[Dataset listings of figures]
====================
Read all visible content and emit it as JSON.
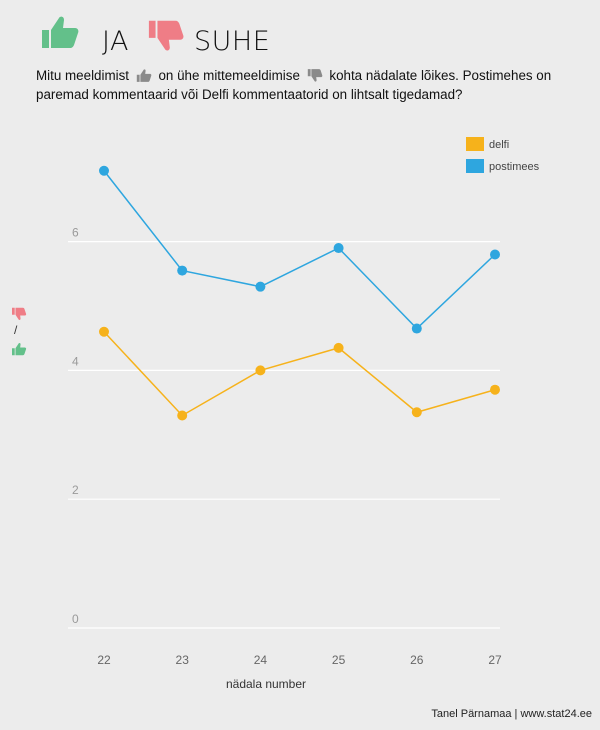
{
  "header": {
    "yes_label": "JA",
    "no_label": "SUHE",
    "thumb_up_color": "#63c08a",
    "thumb_down_color": "#ef7d86"
  },
  "subtitle": {
    "part1": "Mitu meeldimist",
    "part2": "on ühe mittemeeldimise",
    "part3": "kohta nädalate lõikes. Postimehes on paremad kommentaarid või Delfi kommentaatorid on lihtsalt tigedamad?"
  },
  "credit": "Tanel Pärnamaa | www.stat24.ee",
  "chart_data": {
    "type": "line",
    "xlabel": "nädala number",
    "ylabel": "/",
    "x": [
      22,
      23,
      24,
      25,
      26,
      27
    ],
    "ylim": [
      0,
      7.5
    ],
    "yticks": [
      0,
      2,
      4,
      6
    ],
    "legend_position": "top-right",
    "series": [
      {
        "name": "delfi",
        "color": "#f6b21b",
        "values": [
          4.6,
          3.3,
          4.0,
          4.35,
          3.35,
          3.7
        ]
      },
      {
        "name": "postimees",
        "color": "#2ea6df",
        "values": [
          7.1,
          5.55,
          5.3,
          5.9,
          4.65,
          5.8
        ]
      }
    ]
  }
}
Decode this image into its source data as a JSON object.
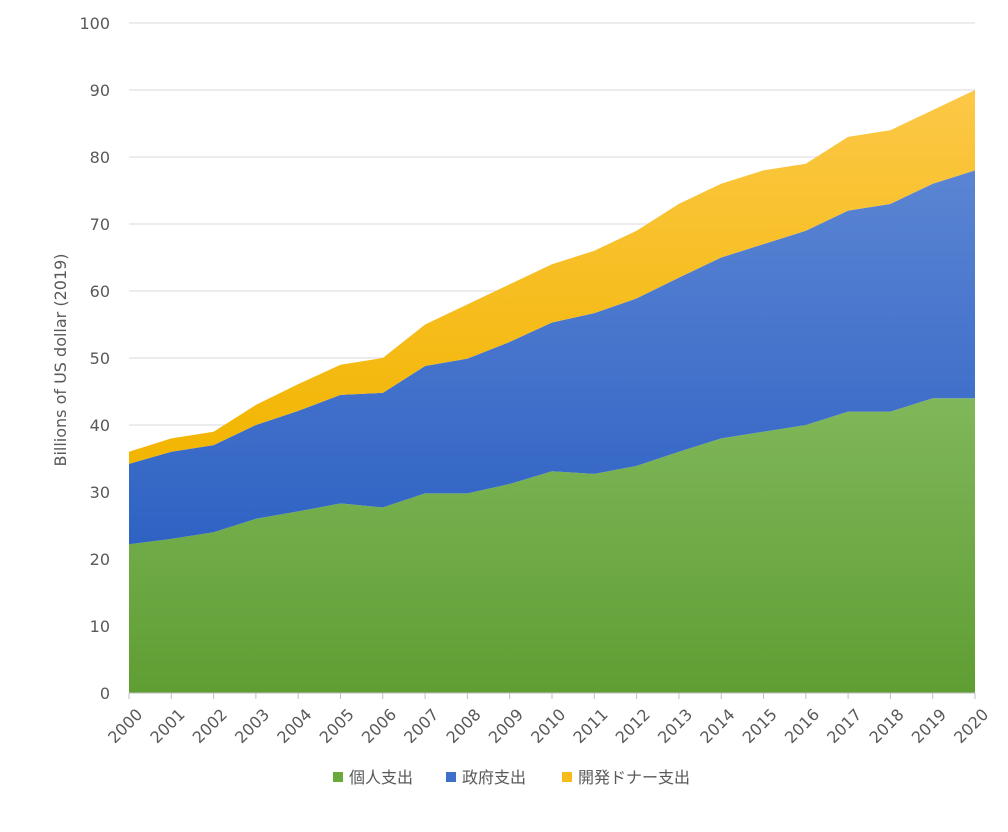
{
  "chart_data": {
    "type": "area",
    "stacked": true,
    "x": [
      "2000",
      "2001",
      "2002",
      "2003",
      "2004",
      "2005",
      "2006",
      "2007",
      "2008",
      "2009",
      "2010",
      "2011",
      "2012",
      "2013",
      "2014",
      "2015",
      "2016",
      "2017",
      "2018",
      "2019",
      "2020"
    ],
    "series": [
      {
        "name": "個人支出",
        "color": "#6aa93b",
        "values": [
          22.2,
          23,
          24,
          26,
          27.1,
          28.3,
          27.7,
          29.8,
          29.8,
          31.2,
          33.1,
          32.7,
          33.9,
          36,
          38,
          39,
          40,
          42,
          42,
          44,
          44
        ]
      },
      {
        "name": "政府支出",
        "color": "#3e6fcb",
        "values": [
          12,
          13,
          13,
          14,
          15,
          16.2,
          17.1,
          19,
          20.1,
          21.2,
          22.2,
          24,
          25,
          26,
          27,
          28,
          29,
          30,
          31,
          32,
          34
        ]
      },
      {
        "name": "開発ドナー支出",
        "color": "#f7bc1a",
        "values": [
          1.8,
          2,
          2,
          3,
          4,
          4.5,
          5.2,
          6.2,
          8.1,
          8.6,
          8.7,
          9.3,
          10.1,
          11,
          11,
          11,
          10,
          11,
          11,
          11,
          12
        ]
      }
    ],
    "ylabel": "Billions  of  US dollar (2019)",
    "xlabel": "",
    "ylim": [
      0,
      100
    ],
    "yticks": [
      "0",
      "10",
      "20",
      "30",
      "40",
      "50",
      "60",
      "70",
      "80",
      "90",
      "100"
    ],
    "grid": true,
    "legend": "bottom"
  }
}
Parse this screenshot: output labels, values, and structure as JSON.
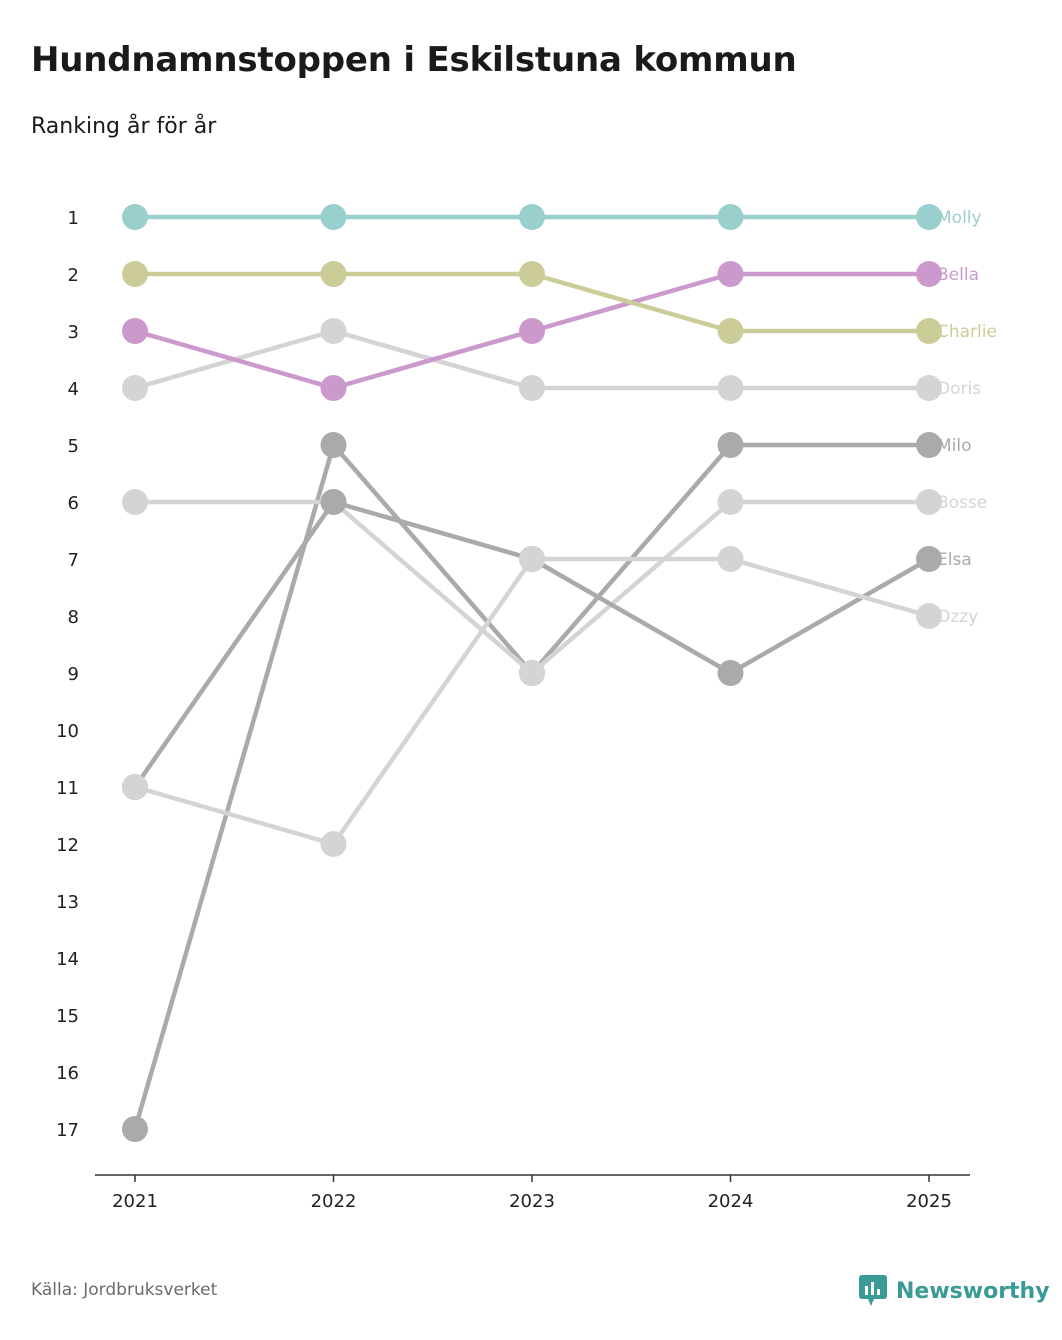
{
  "title": "Hundnamnstoppen i Eskilstuna kommun",
  "subtitle": "Ranking år för år",
  "source": "Källa: Jordbruksverket",
  "brand": {
    "name": "Newsworthy",
    "icon": "newsworthy-logo-icon",
    "color": "#3a9a96"
  },
  "chart_data": {
    "type": "line",
    "subtype": "bump",
    "title": "Hundnamnstoppen i Eskilstuna kommun",
    "subtitle": "Ranking år för år",
    "xlabel": "",
    "ylabel": "",
    "categories": [
      "2021",
      "2022",
      "2023",
      "2024",
      "2025"
    ],
    "y_ticks": [
      "1",
      "2",
      "3",
      "4",
      "5",
      "6",
      "7",
      "8",
      "9",
      "10",
      "11",
      "12",
      "13",
      "14",
      "15",
      "16",
      "17"
    ],
    "ylim": [
      1,
      17
    ],
    "y_inverted": true,
    "series": [
      {
        "name": "Molly",
        "values": [
          1,
          1,
          1,
          1,
          1
        ],
        "color": "#99cfcc"
      },
      {
        "name": "Bella",
        "values": [
          3,
          4,
          3,
          2,
          2
        ],
        "color": "#cc99cc"
      },
      {
        "name": "Charlie",
        "values": [
          2,
          2,
          2,
          3,
          3
        ],
        "color": "#cccc99"
      },
      {
        "name": "Doris",
        "values": [
          4,
          3,
          4,
          4,
          4
        ],
        "color": "#d4d4d4"
      },
      {
        "name": "Milo",
        "values": [
          17,
          5,
          9,
          5,
          5
        ],
        "color": "#aaaaaa"
      },
      {
        "name": "Bosse",
        "values": [
          6,
          6,
          9,
          6,
          6
        ],
        "color": "#d4d4d4"
      },
      {
        "name": "Elsa",
        "values": [
          11,
          6,
          7,
          9,
          7
        ],
        "color": "#aaaaaa"
      },
      {
        "name": "Ozzy",
        "values": [
          11,
          12,
          7,
          7,
          8
        ],
        "color": "#d4d4d4"
      }
    ]
  }
}
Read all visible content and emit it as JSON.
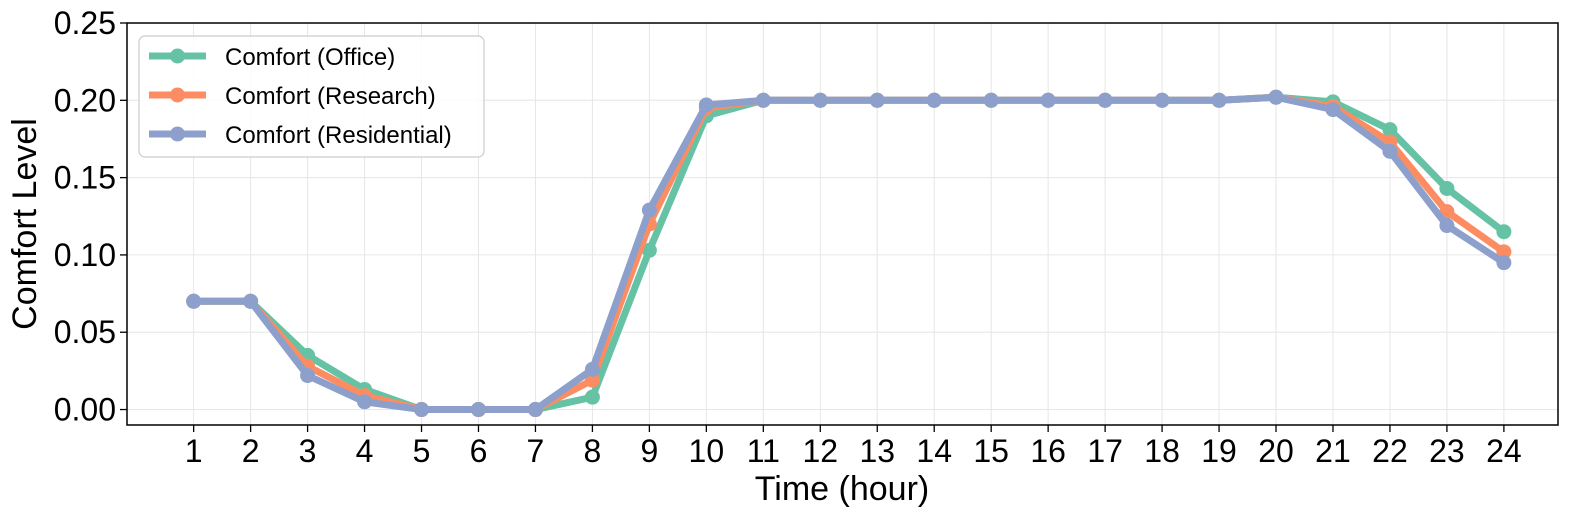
====================
> [PROMPT]: Each line in the records above should be reproduced exactly; images are not copied.

> [ANSWER BELOW]:
Read all visible content and emit it as JSON.
{
  "header": {
    "yes_label": "JA",
    "no_label": "SUHE",
    "thumb_up_color": "#63c08a",
    "thumb_down_color": "#ef7d86"
  },
  "subtitle": {
    "part1": "Mitu meeldimist",
    "part2": "on ühe mittemeeldimise",
    "part3": "kohta nädalate lõikes. Postimehes on paremad kommentaarid või Delfi kommentaatorid on lihtsalt tigedamad?"
  },
  "credit": "Tanel Pärnamaa | www.stat24.ee",
  "chart_data": {
    "type": "line",
    "xlabel": "nädala number",
    "ylabel": "/",
    "x": [
      22,
      23,
      24,
      25,
      26,
      27
    ],
    "ylim": [
      0,
      7.5
    ],
    "yticks": [
      0,
      2,
      4,
      6
    ],
    "legend_position": "top-right",
    "series": [
      {
        "name": "delfi",
        "color": "#f6b21b",
        "values": [
          4.6,
          3.3,
          4.0,
          4.35,
          3.35,
          3.7
        ]
      },
      {
        "name": "postimees",
        "color": "#2ea6df",
        "values": [
          7.1,
          5.55,
          5.3,
          5.9,
          4.65,
          5.8
        ]
      }
    ]
  }
}
Decode this image into its source data as a JSON object.
{
  "chart_data": {
    "type": "area",
    "stacked": true,
    "x": [
      "2000",
      "2001",
      "2002",
      "2003",
      "2004",
      "2005",
      "2006",
      "2007",
      "2008",
      "2009",
      "2010",
      "2011",
      "2012",
      "2013",
      "2014",
      "2015",
      "2016",
      "2017",
      "2018",
      "2019",
      "2020"
    ],
    "series": [
      {
        "name": "個人支出",
        "color": "#6aa93b",
        "values": [
          22.2,
          23,
          24,
          26,
          27.1,
          28.3,
          27.7,
          29.8,
          29.8,
          31.2,
          33.1,
          32.7,
          33.9,
          36,
          38,
          39,
          40,
          42,
          42,
          44,
          44
        ]
      },
      {
        "name": "政府支出",
        "color": "#3e6fcb",
        "values": [
          12,
          13,
          13,
          14,
          15,
          16.2,
          17.1,
          19,
          20.1,
          21.2,
          22.2,
          24,
          25,
          26,
          27,
          28,
          29,
          30,
          31,
          32,
          34
        ]
      },
      {
        "name": "開発ドナー支出",
        "color": "#f7bc1a",
        "values": [
          1.8,
          2,
          2,
          3,
          4,
          4.5,
          5.2,
          6.2,
          8.1,
          8.6,
          8.7,
          9.3,
          10.1,
          11,
          11,
          11,
          10,
          11,
          11,
          11,
          12
        ]
      }
    ],
    "ylabel": "Billions  of  US dollar (2019)",
    "xlabel": "",
    "ylim": [
      0,
      100
    ],
    "yticks": [
      "0",
      "10",
      "20",
      "30",
      "40",
      "50",
      "60",
      "70",
      "80",
      "90",
      "100"
    ],
    "grid": true,
    "legend": "bottom"
  }
}
Parse this screenshot: output labels, values, and structure as JSON.
{
  "title": "Hundnamnstoppen i Eskilstuna kommun",
  "subtitle": "Ranking år för år",
  "source": "Källa: Jordbruksverket",
  "brand": {
    "name": "Newsworthy",
    "icon": "newsworthy-logo-icon",
    "color": "#3a9a96"
  },
  "chart_data": {
    "type": "line",
    "subtype": "bump",
    "title": "Hundnamnstoppen i Eskilstuna kommun",
    "subtitle": "Ranking år för år",
    "xlabel": "",
    "ylabel": "",
    "categories": [
      "2021",
      "2022",
      "2023",
      "2024",
      "2025"
    ],
    "y_ticks": [
      "1",
      "2",
      "3",
      "4",
      "5",
      "6",
      "7",
      "8",
      "9",
      "10",
      "11",
      "12",
      "13",
      "14",
      "15",
      "16",
      "17"
    ],
    "ylim": [
      1,
      17
    ],
    "y_inverted": true,
    "series": [
      {
        "name": "Molly",
        "values": [
          1,
          1,
          1,
          1,
          1
        ],
        "color": "#99cfcc"
      },
      {
        "name": "Bella",
        "values": [
          3,
          4,
          3,
          2,
          2
        ],
        "color": "#cc99cc"
      },
      {
        "name": "Charlie",
        "values": [
          2,
          2,
          2,
          3,
          3
        ],
        "color": "#cccc99"
      },
      {
        "name": "Doris",
        "values": [
          4,
          3,
          4,
          4,
          4
        ],
        "color": "#d4d4d4"
      },
      {
        "name": "Milo",
        "values": [
          17,
          5,
          9,
          5,
          5
        ],
        "color": "#aaaaaa"
      },
      {
        "name": "Bosse",
        "values": [
          6,
          6,
          9,
          6,
          6
        ],
        "color": "#d4d4d4"
      },
      {
        "name": "Elsa",
        "values": [
          11,
          6,
          7,
          9,
          7
        ],
        "color": "#aaaaaa"
      },
      {
        "name": "Ozzy",
        "values": [
          11,
          12,
          7,
          7,
          8
        ],
        "color": "#d4d4d4"
      }
    ]
  }
}
Read all visible content and emit it as JSON.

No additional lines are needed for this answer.